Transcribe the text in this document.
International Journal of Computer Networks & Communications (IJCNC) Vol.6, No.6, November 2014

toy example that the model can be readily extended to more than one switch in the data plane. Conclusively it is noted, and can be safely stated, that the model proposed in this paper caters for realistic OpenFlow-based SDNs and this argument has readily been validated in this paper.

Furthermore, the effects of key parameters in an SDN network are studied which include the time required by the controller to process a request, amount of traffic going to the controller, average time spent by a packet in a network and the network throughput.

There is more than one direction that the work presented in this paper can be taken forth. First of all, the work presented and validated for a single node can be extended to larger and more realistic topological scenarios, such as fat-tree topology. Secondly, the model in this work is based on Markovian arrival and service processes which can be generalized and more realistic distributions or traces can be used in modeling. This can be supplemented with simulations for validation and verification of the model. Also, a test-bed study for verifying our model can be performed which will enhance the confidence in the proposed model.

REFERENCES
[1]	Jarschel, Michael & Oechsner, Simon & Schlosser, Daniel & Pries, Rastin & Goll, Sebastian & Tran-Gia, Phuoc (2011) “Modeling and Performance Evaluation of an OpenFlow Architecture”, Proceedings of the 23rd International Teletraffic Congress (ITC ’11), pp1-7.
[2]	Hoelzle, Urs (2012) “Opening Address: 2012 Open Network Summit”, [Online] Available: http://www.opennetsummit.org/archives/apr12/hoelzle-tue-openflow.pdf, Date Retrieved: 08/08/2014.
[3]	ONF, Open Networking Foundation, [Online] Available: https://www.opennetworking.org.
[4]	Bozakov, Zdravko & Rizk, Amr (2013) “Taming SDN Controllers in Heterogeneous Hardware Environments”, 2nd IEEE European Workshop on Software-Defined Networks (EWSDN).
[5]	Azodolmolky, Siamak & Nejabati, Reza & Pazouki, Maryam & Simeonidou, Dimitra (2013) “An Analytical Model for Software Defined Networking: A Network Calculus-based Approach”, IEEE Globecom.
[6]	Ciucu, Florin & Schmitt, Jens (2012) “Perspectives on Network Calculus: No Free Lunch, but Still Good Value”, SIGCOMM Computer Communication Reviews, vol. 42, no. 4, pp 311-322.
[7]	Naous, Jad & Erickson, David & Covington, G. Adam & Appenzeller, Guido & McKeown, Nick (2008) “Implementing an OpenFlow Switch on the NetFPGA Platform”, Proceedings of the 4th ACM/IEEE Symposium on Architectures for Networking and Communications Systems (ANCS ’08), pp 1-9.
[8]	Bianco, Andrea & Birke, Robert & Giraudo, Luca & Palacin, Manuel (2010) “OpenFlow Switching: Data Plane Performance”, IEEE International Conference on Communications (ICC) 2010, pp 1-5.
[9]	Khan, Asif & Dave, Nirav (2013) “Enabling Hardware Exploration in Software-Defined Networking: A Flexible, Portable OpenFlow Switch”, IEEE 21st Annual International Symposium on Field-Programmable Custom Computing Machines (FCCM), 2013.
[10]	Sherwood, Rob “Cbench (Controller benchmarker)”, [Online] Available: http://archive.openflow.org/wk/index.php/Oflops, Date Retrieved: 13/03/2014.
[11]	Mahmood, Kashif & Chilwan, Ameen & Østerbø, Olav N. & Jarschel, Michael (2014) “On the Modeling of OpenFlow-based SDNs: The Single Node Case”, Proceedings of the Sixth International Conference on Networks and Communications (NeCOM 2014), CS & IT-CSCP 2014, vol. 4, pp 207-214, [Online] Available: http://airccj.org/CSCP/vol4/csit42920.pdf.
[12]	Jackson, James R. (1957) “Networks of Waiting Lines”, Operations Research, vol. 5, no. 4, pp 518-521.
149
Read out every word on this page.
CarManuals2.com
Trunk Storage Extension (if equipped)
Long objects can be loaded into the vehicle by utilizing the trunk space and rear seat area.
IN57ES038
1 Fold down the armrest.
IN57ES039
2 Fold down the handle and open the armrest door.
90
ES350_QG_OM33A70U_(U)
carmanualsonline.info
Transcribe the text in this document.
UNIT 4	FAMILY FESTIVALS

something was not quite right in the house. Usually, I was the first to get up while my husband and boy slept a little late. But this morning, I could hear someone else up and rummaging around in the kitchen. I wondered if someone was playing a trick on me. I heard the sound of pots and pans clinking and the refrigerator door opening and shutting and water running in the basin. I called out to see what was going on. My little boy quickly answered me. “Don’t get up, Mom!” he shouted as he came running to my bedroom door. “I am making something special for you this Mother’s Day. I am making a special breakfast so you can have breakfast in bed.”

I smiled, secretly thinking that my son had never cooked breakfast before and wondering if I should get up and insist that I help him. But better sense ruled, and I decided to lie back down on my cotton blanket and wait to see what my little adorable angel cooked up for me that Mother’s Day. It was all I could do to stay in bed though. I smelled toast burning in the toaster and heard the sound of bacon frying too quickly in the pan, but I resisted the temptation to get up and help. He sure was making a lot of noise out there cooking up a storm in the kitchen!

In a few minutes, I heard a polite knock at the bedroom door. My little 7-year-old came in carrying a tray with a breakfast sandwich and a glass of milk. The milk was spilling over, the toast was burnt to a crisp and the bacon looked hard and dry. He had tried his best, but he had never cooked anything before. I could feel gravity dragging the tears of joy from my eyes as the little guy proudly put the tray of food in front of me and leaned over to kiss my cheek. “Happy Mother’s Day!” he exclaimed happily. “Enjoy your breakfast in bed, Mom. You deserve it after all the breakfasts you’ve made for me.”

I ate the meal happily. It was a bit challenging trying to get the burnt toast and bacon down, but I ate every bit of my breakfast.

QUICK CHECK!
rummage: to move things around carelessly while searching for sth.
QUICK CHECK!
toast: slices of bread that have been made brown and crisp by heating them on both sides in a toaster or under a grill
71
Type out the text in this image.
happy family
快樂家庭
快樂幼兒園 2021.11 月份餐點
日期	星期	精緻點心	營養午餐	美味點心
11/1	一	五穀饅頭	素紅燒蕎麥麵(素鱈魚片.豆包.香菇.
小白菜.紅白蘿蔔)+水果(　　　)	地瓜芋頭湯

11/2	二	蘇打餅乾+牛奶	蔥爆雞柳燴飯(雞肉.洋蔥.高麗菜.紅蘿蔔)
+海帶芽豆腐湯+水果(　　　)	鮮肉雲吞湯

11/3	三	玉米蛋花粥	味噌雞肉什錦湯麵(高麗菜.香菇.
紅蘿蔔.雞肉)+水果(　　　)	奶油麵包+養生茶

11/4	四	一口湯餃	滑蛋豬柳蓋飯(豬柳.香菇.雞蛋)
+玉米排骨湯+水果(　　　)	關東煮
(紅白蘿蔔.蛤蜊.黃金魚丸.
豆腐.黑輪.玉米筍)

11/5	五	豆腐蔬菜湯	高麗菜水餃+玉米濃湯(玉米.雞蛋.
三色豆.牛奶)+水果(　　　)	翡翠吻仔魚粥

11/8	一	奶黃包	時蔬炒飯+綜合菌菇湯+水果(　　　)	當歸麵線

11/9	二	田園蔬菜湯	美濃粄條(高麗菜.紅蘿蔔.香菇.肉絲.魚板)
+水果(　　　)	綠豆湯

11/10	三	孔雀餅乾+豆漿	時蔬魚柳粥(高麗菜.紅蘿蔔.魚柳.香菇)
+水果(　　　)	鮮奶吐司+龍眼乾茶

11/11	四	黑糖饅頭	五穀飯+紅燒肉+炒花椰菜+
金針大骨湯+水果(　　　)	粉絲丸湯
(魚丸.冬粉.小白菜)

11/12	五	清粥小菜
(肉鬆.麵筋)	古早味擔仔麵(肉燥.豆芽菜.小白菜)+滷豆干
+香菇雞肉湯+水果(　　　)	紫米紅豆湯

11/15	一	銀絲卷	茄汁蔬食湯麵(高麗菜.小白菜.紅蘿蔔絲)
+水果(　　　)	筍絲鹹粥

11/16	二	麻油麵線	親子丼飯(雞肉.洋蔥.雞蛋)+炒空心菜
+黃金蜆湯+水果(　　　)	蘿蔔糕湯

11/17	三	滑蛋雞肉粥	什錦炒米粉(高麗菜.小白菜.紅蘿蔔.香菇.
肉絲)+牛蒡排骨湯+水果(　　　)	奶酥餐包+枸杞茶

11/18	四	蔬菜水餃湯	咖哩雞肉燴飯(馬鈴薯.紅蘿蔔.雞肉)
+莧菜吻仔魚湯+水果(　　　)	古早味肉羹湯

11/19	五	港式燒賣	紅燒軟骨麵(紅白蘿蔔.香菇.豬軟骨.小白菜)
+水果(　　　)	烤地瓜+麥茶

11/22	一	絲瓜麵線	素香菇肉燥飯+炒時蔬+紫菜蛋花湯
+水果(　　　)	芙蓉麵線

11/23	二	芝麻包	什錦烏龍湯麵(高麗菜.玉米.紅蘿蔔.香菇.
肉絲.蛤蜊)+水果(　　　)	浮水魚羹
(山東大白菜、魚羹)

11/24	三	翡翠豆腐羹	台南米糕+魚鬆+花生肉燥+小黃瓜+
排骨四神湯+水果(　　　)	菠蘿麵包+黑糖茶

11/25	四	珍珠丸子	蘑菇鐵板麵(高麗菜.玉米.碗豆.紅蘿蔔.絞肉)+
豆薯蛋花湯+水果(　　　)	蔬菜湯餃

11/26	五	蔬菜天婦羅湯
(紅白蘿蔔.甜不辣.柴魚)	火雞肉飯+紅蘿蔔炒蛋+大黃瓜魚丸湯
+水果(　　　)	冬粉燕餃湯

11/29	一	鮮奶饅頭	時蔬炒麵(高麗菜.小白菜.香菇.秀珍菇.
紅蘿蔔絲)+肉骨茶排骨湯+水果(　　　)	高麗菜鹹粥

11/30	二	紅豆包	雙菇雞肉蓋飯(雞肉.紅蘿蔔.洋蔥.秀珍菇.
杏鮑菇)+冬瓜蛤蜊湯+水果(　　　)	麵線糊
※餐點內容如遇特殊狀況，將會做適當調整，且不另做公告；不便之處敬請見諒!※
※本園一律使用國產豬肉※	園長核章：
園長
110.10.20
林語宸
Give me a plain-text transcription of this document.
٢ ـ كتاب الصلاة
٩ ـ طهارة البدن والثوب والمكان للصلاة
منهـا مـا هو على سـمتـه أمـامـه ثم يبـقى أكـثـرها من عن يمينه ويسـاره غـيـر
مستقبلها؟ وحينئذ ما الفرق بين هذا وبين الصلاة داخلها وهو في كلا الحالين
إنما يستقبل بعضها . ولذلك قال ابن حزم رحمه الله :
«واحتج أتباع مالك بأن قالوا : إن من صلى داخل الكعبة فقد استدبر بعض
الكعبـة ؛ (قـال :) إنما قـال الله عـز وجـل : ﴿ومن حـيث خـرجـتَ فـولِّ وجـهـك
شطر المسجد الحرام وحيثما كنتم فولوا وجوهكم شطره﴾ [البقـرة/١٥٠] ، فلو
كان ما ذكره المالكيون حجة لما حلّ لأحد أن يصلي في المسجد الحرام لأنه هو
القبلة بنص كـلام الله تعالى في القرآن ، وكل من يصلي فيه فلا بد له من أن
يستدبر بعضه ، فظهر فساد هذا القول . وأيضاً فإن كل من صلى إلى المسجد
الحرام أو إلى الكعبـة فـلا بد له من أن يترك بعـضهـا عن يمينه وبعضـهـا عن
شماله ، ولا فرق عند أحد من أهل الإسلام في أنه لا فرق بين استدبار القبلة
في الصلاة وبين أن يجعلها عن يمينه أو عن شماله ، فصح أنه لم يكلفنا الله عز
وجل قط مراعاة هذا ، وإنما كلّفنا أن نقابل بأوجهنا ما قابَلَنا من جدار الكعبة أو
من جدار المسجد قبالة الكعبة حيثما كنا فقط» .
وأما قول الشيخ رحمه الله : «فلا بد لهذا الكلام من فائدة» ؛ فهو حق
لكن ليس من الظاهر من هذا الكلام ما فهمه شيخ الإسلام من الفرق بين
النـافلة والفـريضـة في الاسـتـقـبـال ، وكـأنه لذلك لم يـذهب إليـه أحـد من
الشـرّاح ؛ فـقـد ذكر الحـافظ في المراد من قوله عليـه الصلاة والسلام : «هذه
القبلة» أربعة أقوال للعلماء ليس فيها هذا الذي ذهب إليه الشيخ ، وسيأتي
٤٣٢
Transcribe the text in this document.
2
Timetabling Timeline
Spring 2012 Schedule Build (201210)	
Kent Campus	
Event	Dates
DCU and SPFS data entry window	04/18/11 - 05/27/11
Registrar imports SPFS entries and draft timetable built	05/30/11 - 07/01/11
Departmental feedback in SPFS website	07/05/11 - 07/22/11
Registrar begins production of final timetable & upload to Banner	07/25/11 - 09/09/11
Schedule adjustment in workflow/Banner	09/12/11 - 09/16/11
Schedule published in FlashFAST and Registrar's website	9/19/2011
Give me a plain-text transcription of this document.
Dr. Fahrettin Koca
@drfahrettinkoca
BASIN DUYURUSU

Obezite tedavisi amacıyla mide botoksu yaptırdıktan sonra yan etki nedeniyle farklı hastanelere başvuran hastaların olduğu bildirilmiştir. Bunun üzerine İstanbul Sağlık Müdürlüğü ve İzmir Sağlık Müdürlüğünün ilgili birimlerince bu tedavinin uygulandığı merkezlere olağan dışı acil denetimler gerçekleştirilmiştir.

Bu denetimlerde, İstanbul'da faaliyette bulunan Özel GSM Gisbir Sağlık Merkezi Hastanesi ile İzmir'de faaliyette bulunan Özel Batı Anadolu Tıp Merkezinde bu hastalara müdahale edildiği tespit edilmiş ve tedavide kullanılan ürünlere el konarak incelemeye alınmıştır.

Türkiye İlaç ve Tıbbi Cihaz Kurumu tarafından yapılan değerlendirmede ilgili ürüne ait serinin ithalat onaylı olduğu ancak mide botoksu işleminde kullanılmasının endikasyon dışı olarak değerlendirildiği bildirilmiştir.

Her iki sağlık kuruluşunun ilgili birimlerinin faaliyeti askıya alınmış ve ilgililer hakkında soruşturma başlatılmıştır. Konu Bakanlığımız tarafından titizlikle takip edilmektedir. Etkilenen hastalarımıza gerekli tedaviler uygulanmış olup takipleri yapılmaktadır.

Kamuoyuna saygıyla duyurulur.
--------
_WRITTEN INSTRUCTION_
Look through the material and say how many lines hold "that". Give the number only.

_ANSWER BELOW_
4